* **The input**
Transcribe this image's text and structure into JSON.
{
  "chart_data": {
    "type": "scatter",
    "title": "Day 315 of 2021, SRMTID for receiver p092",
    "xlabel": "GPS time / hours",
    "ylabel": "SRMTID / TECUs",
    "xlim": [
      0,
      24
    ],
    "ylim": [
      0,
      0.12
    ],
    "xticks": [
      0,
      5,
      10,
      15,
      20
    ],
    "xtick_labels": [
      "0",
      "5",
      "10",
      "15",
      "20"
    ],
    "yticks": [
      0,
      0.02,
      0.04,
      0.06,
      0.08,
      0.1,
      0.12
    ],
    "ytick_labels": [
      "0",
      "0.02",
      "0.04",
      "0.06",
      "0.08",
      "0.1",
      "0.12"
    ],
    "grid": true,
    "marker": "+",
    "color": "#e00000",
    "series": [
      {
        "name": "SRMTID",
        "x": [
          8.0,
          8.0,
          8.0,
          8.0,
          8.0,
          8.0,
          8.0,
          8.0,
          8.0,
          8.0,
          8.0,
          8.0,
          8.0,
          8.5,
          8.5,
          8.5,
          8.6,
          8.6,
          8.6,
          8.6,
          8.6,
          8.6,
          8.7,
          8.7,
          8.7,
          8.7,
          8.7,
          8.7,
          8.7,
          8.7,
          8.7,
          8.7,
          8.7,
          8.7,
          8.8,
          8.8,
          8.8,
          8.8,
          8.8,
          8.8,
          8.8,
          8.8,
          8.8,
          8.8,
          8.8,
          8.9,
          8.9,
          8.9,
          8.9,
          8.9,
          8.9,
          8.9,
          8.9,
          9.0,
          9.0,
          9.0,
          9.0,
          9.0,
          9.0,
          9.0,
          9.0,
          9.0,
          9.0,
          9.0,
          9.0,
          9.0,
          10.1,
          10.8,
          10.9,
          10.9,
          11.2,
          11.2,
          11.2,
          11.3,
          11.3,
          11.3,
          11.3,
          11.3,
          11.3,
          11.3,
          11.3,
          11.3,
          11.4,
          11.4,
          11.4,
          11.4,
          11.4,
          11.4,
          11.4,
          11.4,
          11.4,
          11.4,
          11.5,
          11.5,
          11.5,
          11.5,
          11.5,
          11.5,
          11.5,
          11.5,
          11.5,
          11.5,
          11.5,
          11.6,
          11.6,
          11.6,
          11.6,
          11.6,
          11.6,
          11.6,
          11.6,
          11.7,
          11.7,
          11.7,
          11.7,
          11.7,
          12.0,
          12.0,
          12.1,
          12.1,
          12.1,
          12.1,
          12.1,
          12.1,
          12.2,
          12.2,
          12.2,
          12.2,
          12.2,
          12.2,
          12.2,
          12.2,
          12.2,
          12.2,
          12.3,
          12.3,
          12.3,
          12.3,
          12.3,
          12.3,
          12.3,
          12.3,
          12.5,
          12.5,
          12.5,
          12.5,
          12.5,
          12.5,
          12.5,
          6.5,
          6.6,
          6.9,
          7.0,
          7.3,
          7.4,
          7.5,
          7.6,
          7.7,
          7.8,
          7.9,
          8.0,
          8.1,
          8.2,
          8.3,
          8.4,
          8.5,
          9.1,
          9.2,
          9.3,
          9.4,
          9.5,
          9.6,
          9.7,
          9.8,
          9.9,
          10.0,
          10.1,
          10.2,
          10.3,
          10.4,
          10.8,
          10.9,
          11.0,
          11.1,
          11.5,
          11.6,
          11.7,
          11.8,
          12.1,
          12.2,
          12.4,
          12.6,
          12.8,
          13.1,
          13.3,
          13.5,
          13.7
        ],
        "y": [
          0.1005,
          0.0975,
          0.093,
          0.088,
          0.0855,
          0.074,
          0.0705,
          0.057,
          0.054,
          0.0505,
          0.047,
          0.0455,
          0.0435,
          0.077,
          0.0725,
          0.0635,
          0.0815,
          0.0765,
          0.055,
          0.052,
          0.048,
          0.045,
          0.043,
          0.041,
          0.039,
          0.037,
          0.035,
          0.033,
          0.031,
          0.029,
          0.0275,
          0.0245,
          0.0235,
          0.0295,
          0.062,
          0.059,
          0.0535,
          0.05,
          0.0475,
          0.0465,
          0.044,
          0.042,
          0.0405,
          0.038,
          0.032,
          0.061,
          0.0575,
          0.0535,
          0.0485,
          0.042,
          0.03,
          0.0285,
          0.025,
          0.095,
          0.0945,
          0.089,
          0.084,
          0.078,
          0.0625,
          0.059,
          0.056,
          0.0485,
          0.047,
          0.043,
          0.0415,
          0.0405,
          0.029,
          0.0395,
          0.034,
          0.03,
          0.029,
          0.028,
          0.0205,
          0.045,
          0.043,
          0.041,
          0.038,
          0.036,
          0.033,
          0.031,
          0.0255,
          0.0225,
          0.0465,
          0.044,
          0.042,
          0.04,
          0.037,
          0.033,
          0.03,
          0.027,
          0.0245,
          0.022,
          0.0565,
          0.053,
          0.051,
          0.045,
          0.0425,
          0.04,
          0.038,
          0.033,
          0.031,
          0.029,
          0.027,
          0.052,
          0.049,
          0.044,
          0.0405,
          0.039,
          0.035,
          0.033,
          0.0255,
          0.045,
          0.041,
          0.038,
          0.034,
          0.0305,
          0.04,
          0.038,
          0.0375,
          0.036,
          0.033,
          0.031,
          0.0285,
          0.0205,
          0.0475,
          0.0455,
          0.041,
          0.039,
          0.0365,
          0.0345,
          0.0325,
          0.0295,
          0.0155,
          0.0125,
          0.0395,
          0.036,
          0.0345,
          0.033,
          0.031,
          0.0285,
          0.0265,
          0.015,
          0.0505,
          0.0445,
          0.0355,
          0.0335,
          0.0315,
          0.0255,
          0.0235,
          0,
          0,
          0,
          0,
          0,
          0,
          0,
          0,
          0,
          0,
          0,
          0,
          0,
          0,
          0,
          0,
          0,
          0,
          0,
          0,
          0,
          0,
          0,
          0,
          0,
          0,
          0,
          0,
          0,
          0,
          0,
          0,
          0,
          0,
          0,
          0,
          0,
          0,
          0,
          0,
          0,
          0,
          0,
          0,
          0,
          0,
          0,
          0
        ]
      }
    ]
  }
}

* **Objective**
All entries shown above should be printed again exactly.

* **Written response**
Transcribe this image's text and structure into JSON.
{
  "chart_data": {
    "type": "scatter",
    "title": "Day 315 of 2021, SRMTID for receiver p092",
    "xlabel": "GPS time / hours",
    "ylabel": "SRMTID / TECUs",
    "xlim": [
      0,
      24
    ],
    "ylim": [
      0,
      0.12
    ],
    "xticks": [
      0,
      5,
      10,
      15,
      20
    ],
    "xtick_labels": [
      "0",
      "5",
      "10",
      "15",
      "20"
    ],
    "yticks": [
      0,
      0.02,
      0.04,
      0.06,
      0.08,
      0.1,
      0.12
    ],
    "ytick_labels": [
      "0",
      "0.02",
      "0.04",
      "0.06",
      "0.08",
      "0.1",
      "0.12"
    ],
    "grid": true,
    "marker": "+",
    "color": "#e00000",
    "series": [
      {
        "name": "SRMTID",
        "x": [
          8.0,
          8.0,
          8.0,
          8.0,
          8.0,
          8.0,
          8.0,
          8.0,
          8.0,
          8.0,
          8.0,
          8.0,
          8.0,
          8.5,
          8.5,
          8.5,
          8.6,
          8.6,
          8.6,
          8.6,
          8.6,
          8.6,
          8.7,
          8.7,
          8.7,
          8.7,
          8.7,
          8.7,
          8.7,
          8.7,
          8.7,
          8.7,
          8.7,
          8.7,
          8.8,
          8.8,
          8.8,
          8.8,
          8.8,
          8.8,
          8.8,
          8.8,
          8.8,
          8.8,
          8.8,
          8.9,
          8.9,
          8.9,
          8.9,
          8.9,
          8.9,
          8.9,
          8.9,
          9.0,
          9.0,
          9.0,
          9.0,
          9.0,
          9.0,
          9.0,
          9.0,
          9.0,
          9.0,
          9.0,
          9.0,
          9.0,
          10.1,
          10.8,
          10.9,
          10.9,
          11.2,
          11.2,
          11.2,
          11.3,
          11.3,
          11.3,
          11.3,
          11.3,
          11.3,
          11.3,
          11.3,
          11.3,
          11.4,
          11.4,
          11.4,
          11.4,
          11.4,
          11.4,
          11.4,
          11.4,
          11.4,
          11.4,
          11.5,
          11.5,
          11.5,
          11.5,
          11.5,
          11.5,
          11.5,
          11.5,
          11.5,
          11.5,
          11.5,
          11.6,
          11.6,
          11.6,
          11.6,
          11.6,
          11.6,
          11.6,
          11.6,
          11.7,
          11.7,
          11.7,
          11.7,
          11.7,
          12.0,
          12.0,
          12.1,
          12.1,
          12.1,
          12.1,
          12.1,
          12.1,
          12.2,
          12.2,
          12.2,
          12.2,
          12.2,
          12.2,
          12.2,
          12.2,
          12.2,
          12.2,
          12.3,
          12.3,
          12.3,
          12.3,
          12.3,
          12.3,
          12.3,
          12.3,
          12.5,
          12.5,
          12.5,
          12.5,
          12.5,
          12.5,
          12.5,
          6.5,
          6.6,
          6.9,
          7.0,
          7.3,
          7.4,
          7.5,
          7.6,
          7.7,
          7.8,
          7.9,
          8.0,
          8.1,
          8.2,
          8.3,
          8.4,
          8.5,
          9.1,
          9.2,
          9.3,
          9.4,
          9.5,
          9.6,
          9.7,
          9.8,
          9.9,
          10.0,
          10.1,
          10.2,
          10.3,
          10.4,
          10.8,
          10.9,
          11.0,
          11.1,
          11.5,
          11.6,
          11.7,
          11.8,
          12.1,
          12.2,
          12.4,
          12.6,
          12.8,
          13.1,
          13.3,
          13.5,
          13.7
        ],
        "y": [
          0.1005,
          0.0975,
          0.093,
          0.088,
          0.0855,
          0.074,
          0.0705,
          0.057,
          0.054,
          0.0505,
          0.047,
          0.0455,
          0.0435,
          0.077,
          0.0725,
          0.0635,
          0.0815,
          0.0765,
          0.055,
          0.052,
          0.048,
          0.045,
          0.043,
          0.041,
          0.039,
          0.037,
          0.035,
          0.033,
          0.031,
          0.029,
          0.0275,
          0.0245,
          0.0235,
          0.0295,
          0.062,
          0.059,
          0.0535,
          0.05,
          0.0475,
          0.0465,
          0.044,
          0.042,
          0.0405,
          0.038,
          0.032,
          0.061,
          0.0575,
          0.0535,
          0.0485,
          0.042,
          0.03,
          0.0285,
          0.025,
          0.095,
          0.0945,
          0.089,
          0.084,
          0.078,
          0.0625,
          0.059,
          0.056,
          0.0485,
          0.047,
          0.043,
          0.0415,
          0.0405,
          0.029,
          0.0395,
          0.034,
          0.03,
          0.029,
          0.028,
          0.0205,
          0.045,
          0.043,
          0.041,
          0.038,
          0.036,
          0.033,
          0.031,
          0.0255,
          0.0225,
          0.0465,
          0.044,
          0.042,
          0.04,
          0.037,
          0.033,
          0.03,
          0.027,
          0.0245,
          0.022,
          0.0565,
          0.053,
          0.051,
          0.045,
          0.0425,
          0.04,
          0.038,
          0.033,
          0.031,
          0.029,
          0.027,
          0.052,
          0.049,
          0.044,
          0.0405,
          0.039,
          0.035,
          0.033,
          0.0255,
          0.045,
          0.041,
          0.038,
          0.034,
          0.0305,
          0.04,
          0.038,
          0.0375,
          0.036,
          0.033,
          0.031,
          0.0285,
          0.0205,
          0.0475,
          0.0455,
          0.041,
          0.039,
          0.0365,
          0.0345,
          0.0325,
          0.0295,
          0.0155,
          0.0125,
          0.0395,
          0.036,
          0.0345,
          0.033,
          0.031,
          0.0285,
          0.0265,
          0.015,
          0.0505,
          0.0445,
          0.0355,
          0.0335,
          0.0315,
          0.0255,
          0.0235,
          0,
          0,
          0,
          0,
          0,
          0,
          0,
          0,
          0,
          0,
          0,
          0,
          0,
          0,
          0,
          0,
          0,
          0,
          0,
          0,
          0,
          0,
          0,
          0,
          0,
          0,
          0,
          0,
          0,
          0,
          0,
          0,
          0,
          0,
          0,
          0,
          0,
          0,
          0,
          0,
          0,
          0,
          0,
          0,
          0,
          0,
          0,
          0
        ]
      }
    ]
  }
}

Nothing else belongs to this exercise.